Required task :: Among the lines listed below, count those that include the string "marker", and state only the count.

Records supplied ::
%%

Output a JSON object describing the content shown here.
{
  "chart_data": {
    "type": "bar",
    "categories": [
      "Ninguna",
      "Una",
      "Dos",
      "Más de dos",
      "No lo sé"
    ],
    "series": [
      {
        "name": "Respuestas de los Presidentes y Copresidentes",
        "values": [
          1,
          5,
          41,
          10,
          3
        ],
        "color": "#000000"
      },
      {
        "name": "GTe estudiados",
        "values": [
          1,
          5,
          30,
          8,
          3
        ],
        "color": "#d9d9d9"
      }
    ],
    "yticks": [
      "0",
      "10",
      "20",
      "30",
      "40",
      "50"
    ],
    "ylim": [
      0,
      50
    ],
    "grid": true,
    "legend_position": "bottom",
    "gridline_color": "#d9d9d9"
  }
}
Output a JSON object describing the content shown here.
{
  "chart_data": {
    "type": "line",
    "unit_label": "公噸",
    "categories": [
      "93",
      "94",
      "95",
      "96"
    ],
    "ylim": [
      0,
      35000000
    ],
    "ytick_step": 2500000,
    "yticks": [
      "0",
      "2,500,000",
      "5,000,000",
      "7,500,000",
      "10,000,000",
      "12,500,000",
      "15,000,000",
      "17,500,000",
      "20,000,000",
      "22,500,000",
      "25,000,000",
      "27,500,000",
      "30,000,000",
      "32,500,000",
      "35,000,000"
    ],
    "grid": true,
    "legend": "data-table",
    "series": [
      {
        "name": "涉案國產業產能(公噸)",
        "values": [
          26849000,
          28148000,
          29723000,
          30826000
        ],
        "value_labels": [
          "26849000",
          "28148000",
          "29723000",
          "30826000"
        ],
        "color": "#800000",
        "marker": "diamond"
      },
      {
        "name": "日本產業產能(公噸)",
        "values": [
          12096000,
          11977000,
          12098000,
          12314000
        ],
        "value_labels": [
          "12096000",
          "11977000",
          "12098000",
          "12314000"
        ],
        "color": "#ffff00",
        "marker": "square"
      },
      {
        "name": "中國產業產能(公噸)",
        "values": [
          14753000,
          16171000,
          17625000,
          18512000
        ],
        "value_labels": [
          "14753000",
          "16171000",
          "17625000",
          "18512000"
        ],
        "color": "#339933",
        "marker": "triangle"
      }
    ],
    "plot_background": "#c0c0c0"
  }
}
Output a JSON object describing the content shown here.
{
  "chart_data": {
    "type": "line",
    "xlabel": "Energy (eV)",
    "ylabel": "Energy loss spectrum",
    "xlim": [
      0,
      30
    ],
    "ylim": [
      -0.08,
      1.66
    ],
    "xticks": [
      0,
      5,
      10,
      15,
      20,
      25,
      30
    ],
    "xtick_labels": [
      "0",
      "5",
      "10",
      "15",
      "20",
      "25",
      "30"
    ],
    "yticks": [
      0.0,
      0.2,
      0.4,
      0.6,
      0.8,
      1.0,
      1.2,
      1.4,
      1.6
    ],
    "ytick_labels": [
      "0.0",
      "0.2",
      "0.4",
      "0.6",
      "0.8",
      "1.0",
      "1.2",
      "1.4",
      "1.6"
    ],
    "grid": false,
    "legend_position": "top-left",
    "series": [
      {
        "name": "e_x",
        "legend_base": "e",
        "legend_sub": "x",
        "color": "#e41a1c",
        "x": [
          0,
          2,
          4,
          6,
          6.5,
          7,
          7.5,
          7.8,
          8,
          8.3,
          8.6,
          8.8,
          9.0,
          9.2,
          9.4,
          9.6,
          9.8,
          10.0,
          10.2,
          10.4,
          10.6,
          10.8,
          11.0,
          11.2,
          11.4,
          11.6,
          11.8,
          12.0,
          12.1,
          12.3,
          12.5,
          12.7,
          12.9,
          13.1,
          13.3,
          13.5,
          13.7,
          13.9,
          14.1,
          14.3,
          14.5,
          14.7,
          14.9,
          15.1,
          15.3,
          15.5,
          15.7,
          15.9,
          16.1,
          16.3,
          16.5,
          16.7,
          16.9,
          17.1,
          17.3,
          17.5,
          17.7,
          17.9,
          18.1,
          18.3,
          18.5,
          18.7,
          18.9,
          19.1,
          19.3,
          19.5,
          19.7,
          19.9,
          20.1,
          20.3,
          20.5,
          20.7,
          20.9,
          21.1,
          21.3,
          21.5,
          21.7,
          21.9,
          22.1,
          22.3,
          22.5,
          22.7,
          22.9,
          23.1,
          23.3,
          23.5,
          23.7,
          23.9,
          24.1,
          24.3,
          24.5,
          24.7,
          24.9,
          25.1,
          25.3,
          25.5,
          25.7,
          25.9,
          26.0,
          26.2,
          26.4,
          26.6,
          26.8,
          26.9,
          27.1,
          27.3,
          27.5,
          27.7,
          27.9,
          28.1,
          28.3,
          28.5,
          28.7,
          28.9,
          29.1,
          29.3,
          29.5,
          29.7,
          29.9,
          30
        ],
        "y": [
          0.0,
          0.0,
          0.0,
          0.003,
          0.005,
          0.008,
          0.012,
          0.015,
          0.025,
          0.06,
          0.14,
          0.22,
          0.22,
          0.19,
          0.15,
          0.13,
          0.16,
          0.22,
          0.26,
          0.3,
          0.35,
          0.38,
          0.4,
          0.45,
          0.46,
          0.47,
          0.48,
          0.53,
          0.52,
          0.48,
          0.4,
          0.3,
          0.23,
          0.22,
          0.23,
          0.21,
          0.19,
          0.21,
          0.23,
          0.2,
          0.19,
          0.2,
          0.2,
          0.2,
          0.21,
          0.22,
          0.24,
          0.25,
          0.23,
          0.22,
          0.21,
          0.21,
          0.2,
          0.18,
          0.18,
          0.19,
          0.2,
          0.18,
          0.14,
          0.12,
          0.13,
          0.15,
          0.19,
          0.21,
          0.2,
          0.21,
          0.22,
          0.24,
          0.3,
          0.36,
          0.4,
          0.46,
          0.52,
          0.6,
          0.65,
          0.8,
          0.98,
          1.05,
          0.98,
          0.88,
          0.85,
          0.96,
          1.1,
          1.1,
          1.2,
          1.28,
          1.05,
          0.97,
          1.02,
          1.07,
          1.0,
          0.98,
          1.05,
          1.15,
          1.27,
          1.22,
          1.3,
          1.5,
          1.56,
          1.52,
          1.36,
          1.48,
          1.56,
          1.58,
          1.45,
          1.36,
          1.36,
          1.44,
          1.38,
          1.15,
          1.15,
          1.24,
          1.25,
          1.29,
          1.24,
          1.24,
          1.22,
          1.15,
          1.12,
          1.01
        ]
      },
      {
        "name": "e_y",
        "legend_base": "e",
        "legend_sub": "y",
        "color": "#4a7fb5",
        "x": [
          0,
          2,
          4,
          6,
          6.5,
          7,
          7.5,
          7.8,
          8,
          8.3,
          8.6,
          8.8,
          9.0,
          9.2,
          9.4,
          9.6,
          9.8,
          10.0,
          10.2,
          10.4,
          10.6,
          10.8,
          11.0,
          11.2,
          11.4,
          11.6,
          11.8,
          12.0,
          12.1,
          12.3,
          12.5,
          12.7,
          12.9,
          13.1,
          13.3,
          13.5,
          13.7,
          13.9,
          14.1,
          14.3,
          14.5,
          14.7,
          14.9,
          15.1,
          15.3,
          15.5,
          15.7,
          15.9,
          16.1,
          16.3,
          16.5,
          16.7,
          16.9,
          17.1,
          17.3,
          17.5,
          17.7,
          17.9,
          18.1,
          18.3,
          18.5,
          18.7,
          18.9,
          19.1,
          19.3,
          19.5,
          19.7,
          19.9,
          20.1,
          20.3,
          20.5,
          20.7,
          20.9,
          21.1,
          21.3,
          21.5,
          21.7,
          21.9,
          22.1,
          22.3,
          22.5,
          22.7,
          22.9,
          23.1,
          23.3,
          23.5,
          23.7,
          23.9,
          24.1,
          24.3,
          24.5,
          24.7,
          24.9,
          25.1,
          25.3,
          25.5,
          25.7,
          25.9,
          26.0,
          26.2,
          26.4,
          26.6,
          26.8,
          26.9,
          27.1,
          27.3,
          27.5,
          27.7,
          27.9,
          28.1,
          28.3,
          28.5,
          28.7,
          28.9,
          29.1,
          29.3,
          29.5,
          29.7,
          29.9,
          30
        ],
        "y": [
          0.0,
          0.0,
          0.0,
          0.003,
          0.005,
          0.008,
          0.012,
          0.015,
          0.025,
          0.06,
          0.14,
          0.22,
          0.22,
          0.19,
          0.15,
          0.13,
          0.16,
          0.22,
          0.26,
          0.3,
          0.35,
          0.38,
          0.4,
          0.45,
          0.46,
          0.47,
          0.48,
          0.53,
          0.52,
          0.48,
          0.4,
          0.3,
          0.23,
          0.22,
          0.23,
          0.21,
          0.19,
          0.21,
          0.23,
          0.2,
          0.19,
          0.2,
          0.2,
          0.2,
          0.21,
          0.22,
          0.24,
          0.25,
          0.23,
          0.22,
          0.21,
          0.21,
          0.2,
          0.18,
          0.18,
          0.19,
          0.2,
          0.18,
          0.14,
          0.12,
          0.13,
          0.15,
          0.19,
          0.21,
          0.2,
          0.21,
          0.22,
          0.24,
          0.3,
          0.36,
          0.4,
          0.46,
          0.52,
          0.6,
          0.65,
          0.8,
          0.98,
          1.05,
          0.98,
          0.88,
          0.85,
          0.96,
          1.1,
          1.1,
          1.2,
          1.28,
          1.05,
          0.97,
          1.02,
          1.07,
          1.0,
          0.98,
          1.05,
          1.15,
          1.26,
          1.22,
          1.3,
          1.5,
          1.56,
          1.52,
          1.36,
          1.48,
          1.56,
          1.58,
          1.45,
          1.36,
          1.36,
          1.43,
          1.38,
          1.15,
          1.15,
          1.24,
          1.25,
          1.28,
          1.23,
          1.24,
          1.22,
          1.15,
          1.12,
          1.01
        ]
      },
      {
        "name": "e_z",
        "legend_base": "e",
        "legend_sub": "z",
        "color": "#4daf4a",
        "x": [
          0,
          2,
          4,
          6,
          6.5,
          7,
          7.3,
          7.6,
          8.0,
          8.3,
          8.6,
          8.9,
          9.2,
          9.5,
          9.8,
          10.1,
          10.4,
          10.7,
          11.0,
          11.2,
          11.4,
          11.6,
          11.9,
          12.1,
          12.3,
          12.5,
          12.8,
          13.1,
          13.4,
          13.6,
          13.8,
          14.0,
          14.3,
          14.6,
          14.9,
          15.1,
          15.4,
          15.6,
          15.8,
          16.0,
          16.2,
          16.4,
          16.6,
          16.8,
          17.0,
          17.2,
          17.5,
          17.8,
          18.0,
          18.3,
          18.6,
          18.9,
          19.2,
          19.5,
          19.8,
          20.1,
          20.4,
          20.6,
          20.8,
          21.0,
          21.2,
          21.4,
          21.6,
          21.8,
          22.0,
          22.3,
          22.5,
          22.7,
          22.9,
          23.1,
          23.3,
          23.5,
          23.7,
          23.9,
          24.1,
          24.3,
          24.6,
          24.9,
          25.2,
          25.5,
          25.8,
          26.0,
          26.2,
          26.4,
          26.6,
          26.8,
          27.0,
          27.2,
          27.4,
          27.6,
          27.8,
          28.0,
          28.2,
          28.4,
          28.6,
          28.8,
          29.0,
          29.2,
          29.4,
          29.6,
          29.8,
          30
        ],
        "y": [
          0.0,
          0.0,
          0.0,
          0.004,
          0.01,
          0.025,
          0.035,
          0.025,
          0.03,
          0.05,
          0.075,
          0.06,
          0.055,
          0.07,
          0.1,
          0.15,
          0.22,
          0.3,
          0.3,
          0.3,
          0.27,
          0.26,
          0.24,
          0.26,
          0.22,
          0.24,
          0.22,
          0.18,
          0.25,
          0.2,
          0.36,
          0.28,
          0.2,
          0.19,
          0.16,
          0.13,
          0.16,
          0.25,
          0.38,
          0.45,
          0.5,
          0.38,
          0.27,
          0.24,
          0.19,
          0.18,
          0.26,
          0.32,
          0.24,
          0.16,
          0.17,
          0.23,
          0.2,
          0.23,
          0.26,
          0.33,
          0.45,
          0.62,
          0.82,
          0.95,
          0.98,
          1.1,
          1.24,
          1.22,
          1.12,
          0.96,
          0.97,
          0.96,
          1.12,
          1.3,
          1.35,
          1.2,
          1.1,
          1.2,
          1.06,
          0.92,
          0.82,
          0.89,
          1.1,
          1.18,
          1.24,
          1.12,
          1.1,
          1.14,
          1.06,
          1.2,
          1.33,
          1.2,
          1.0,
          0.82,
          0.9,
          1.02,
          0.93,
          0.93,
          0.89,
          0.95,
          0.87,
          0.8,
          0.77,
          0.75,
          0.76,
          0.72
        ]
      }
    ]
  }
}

%%

Completed task :: 3